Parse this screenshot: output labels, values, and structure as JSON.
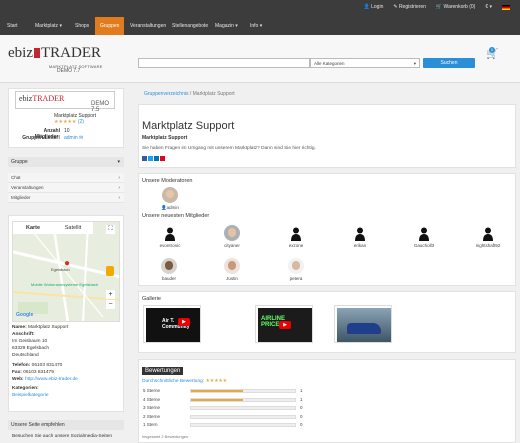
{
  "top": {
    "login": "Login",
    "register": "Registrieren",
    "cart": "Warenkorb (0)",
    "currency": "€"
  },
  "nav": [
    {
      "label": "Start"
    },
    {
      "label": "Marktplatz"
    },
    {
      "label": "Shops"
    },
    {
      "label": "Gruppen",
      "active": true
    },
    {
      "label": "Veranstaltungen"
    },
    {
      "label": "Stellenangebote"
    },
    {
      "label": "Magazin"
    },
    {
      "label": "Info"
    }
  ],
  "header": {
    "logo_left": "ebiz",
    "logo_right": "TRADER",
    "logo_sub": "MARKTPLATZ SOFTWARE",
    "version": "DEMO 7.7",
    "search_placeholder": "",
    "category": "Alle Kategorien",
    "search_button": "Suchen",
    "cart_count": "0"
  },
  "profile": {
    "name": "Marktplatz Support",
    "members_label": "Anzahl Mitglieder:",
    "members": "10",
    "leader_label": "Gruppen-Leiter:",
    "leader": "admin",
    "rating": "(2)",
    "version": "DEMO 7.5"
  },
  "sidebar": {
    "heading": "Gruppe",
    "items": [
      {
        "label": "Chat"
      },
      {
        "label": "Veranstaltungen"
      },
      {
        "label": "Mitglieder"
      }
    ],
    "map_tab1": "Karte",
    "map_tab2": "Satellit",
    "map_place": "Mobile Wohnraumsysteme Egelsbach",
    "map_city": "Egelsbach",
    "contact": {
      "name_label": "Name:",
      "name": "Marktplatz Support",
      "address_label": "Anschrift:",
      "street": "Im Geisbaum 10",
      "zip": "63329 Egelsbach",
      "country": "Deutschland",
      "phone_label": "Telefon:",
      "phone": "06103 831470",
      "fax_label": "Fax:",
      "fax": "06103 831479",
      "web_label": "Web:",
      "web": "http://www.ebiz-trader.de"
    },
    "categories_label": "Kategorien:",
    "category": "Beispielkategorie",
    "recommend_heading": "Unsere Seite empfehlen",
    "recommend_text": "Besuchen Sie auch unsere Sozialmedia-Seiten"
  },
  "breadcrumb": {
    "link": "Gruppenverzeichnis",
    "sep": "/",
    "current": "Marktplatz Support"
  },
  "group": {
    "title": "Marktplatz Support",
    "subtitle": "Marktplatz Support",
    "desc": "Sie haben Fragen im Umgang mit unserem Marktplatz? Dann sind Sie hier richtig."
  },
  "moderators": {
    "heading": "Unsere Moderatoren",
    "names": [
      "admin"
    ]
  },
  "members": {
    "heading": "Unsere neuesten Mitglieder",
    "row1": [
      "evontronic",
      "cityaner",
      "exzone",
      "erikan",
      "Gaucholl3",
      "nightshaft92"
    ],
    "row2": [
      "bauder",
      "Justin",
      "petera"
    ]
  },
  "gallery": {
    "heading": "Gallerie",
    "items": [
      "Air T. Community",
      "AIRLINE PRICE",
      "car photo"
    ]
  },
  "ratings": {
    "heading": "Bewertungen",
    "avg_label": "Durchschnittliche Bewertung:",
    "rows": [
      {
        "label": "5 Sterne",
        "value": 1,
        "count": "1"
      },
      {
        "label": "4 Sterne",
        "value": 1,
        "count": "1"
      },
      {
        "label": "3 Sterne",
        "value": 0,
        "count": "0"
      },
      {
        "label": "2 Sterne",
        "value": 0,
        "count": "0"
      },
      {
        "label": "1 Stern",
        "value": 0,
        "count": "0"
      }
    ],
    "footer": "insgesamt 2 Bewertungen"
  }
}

☆ ☆ ☆

** Stated goal **
Go through the material line by line. Show each line that contains the string "Veranstaltungen".

** Exercise output **
      "label": "Veranstaltungen"
        "label": "Veranstaltungen"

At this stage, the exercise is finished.